## Given request
Put the lines of the entries running from the line that contains "scatter-marker — [743, 762, 745, 765]" through the line that contains "scatter-marker — [232, 561, 235, 563]" into a JSON list of strings, one string per line, leaving out any blank lines.

## Data for this task
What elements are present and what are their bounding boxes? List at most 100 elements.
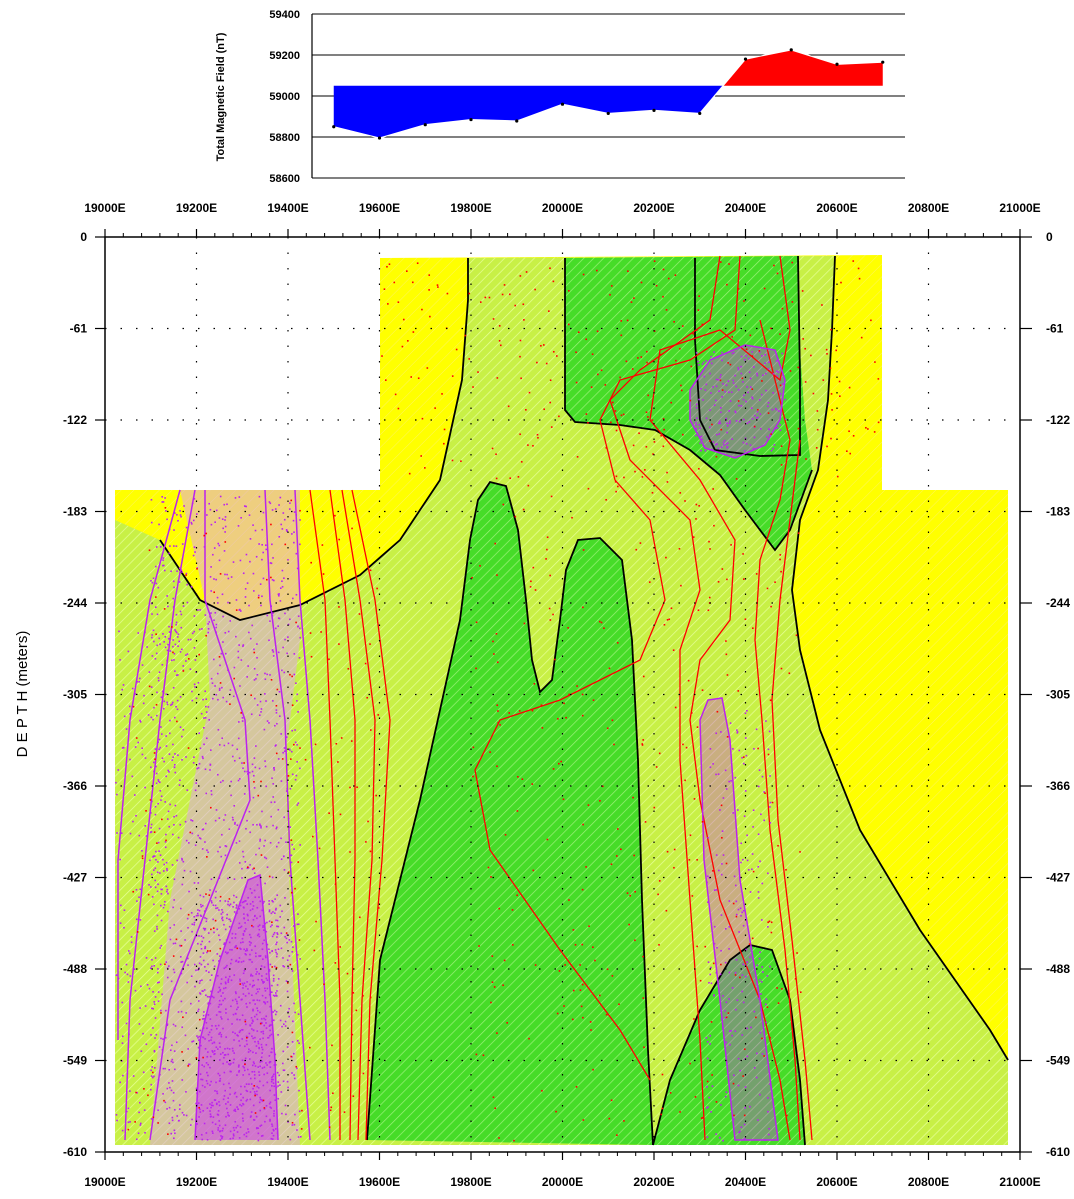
scatter-marker — [743, 762, 745, 765]
scatter-marker — [244, 861, 247, 863]
scatter-marker — [723, 444, 725, 446]
scatter-marker — [259, 583, 262, 585]
scatter-marker — [282, 1080, 285, 1083]
scatter-marker — [239, 608, 241, 611]
scatter-marker — [492, 1096, 495, 1099]
scatter-marker — [205, 994, 207, 997]
scatter-marker — [599, 800, 601, 802]
scatter-marker — [752, 627, 754, 630]
scatter-marker — [215, 623, 218, 626]
scatter-marker — [498, 339, 501, 342]
scatter-marker — [741, 756, 743, 759]
scatter-marker — [269, 1118, 271, 1121]
scatter-marker — [273, 1110, 275, 1112]
scatter-marker — [402, 318, 405, 321]
scatter-marker — [268, 639, 270, 642]
scatter-marker — [262, 924, 264, 927]
scatter-marker — [163, 641, 165, 643]
scatter-marker — [653, 260, 656, 262]
scatter-marker — [495, 477, 498, 480]
scatter-marker — [266, 979, 269, 981]
scatter-marker — [736, 999, 739, 1001]
scatter-marker — [169, 938, 172, 941]
scatter-marker — [289, 963, 292, 966]
scatter-marker — [160, 1012, 162, 1014]
scatter-marker — [320, 631, 322, 633]
scatter-marker — [261, 975, 263, 977]
scatter-marker — [713, 524, 715, 527]
scatter-marker — [221, 1135, 224, 1138]
scatter-marker — [218, 1003, 221, 1006]
scatter-marker — [138, 896, 140, 899]
scatter-marker — [280, 780, 283, 782]
scatter-marker — [154, 1101, 157, 1104]
scatter-marker — [291, 773, 294, 776]
scatter-marker — [193, 963, 196, 966]
scatter-marker — [235, 609, 238, 611]
scatter-marker — [145, 835, 148, 837]
scatter-marker — [243, 1133, 246, 1136]
scatter-marker — [767, 921, 769, 924]
scatter-marker — [158, 523, 160, 526]
scatter-marker — [273, 1112, 275, 1115]
scatter-marker — [154, 606, 157, 608]
scatter-marker — [269, 502, 272, 505]
scatter-marker — [198, 1116, 200, 1118]
scatter-marker — [250, 1016, 253, 1019]
scatter-marker — [281, 580, 283, 583]
scatter-marker — [615, 429, 618, 432]
scatter-marker — [129, 713, 131, 715]
scatter-marker — [232, 561, 235, 563]
scatter-marker — [746, 422, 749, 425]
scatter-marker — [737, 908, 740, 911]
scatter-marker — [216, 928, 219, 931]
scatter-marker — [700, 449, 702, 452]
profile-point — [515, 119, 519, 123]
scatter-marker — [169, 1049, 172, 1052]
scatter-marker — [230, 979, 233, 982]
scatter-marker — [744, 1086, 747, 1088]
scatter-marker — [726, 446, 729, 448]
scatter-marker — [226, 503, 228, 506]
scatter-marker — [710, 982, 713, 985]
scatter-marker — [220, 982, 222, 985]
scatter-marker — [152, 1027, 154, 1029]
scatter-marker — [499, 724, 501, 726]
scatter-marker — [157, 741, 159, 744]
scatter-marker — [269, 841, 272, 844]
scatter-marker — [722, 995, 724, 997]
scatter-marker — [322, 573, 325, 575]
scatter-marker — [810, 354, 812, 357]
scatter-marker — [630, 301, 633, 303]
scatter-marker — [279, 916, 282, 918]
scatter-marker — [180, 626, 183, 629]
scatter-marker — [150, 716, 153, 719]
scatter-marker — [296, 567, 299, 570]
scatter-marker — [260, 965, 263, 967]
scatter-marker — [199, 894, 202, 897]
scatter-marker — [205, 893, 207, 895]
scatter-marker — [272, 980, 275, 982]
contour-magenta-core — [194, 873, 279, 1141]
scatter-marker — [169, 927, 172, 929]
scatter-marker — [340, 737, 343, 739]
scatter-marker — [174, 629, 176, 631]
scatter-marker — [210, 1106, 212, 1109]
scatter-marker — [724, 1010, 726, 1012]
scatter-marker — [238, 496, 241, 498]
scatter-marker — [502, 984, 504, 987]
scatter-marker — [150, 812, 152, 814]
scatter-marker — [839, 395, 841, 397]
scatter-marker — [259, 1022, 262, 1025]
scatter-marker — [169, 803, 171, 806]
scatter-marker — [279, 587, 282, 590]
scatter-marker — [685, 746, 688, 749]
scatter-marker — [256, 1093, 258, 1096]
scatter-marker — [276, 984, 279, 986]
scatter-marker — [764, 792, 766, 794]
scatter-marker — [219, 846, 221, 848]
scatter-marker — [662, 418, 665, 420]
scatter-marker — [296, 761, 298, 763]
scatter-marker — [491, 447, 494, 450]
scatter-marker — [632, 444, 635, 447]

## Reply to the task
[
  "scatter-marker — [743, 762, 745, 765]",
  "scatter-marker — [244, 861, 247, 863]",
  "scatter-marker — [723, 444, 725, 446]",
  "scatter-marker — [259, 583, 262, 585]",
  "scatter-marker — [282, 1080, 285, 1083]",
  "scatter-marker — [239, 608, 241, 611]",
  "scatter-marker — [492, 1096, 495, 1099]",
  "scatter-marker — [205, 994, 207, 997]",
  "scatter-marker — [599, 800, 601, 802]",
  "scatter-marker — [752, 627, 754, 630]",
  "scatter-marker — [215, 623, 218, 626]",
  "scatter-marker — [498, 339, 501, 342]",
  "scatter-marker — [741, 756, 743, 759]",
  "scatter-marker — [269, 1118, 271, 1121]",
  "scatter-marker — [273, 1110, 275, 1112]",
  "scatter-marker — [402, 318, 405, 321]",
  "scatter-marker — [268, 639, 270, 642]",
  "scatter-marker — [262, 924, 264, 927]",
  "scatter-marker — [163, 641, 165, 643]",
  "scatter-marker — [653, 260, 656, 262]",
  "scatter-marker — [495, 477, 498, 480]",
  "scatter-marker — [266, 979, 269, 981]",
  "scatter-marker — [736, 999, 739, 1001]",
  "scatter-marker — [169, 938, 172, 941]",
  "scatter-marker — [289, 963, 292, 966]",
  "scatter-marker — [160, 1012, 162, 1014]",
  "scatter-marker — [320, 631, 322, 633]",
  "scatter-marker — [261, 975, 263, 977]",
  "scatter-marker — [713, 524, 715, 527]",
  "scatter-marker — [221, 1135, 224, 1138]",
  "scatter-marker — [218, 1003, 221, 1006]",
  "scatter-marker — [138, 896, 140, 899]",
  "scatter-marker — [280, 780, 283, 782]",
  "scatter-marker — [154, 1101, 157, 1104]",
  "scatter-marker — [291, 773, 294, 776]",
  "scatter-marker — [193, 963, 196, 966]",
  "scatter-marker — [235, 609, 238, 611]",
  "scatter-marker — [145, 835, 148, 837]",
  "scatter-marker — [243, 1133, 246, 1136]",
  "scatter-marker — [767, 921, 769, 924]",
  "scatter-marker — [158, 523, 160, 526]",
  "scatter-marker — [273, 1112, 275, 1115]",
  "scatter-marker — [154, 606, 157, 608]",
  "scatter-marker — [269, 502, 272, 505]",
  "scatter-marker — [198, 1116, 200, 1118]",
  "scatter-marker — [250, 1016, 253, 1019]",
  "scatter-marker — [281, 580, 283, 583]",
  "scatter-marker — [615, 429, 618, 432]",
  "scatter-marker — [129, 713, 131, 715]",
  "scatter-marker — [232, 561, 235, 563]"
]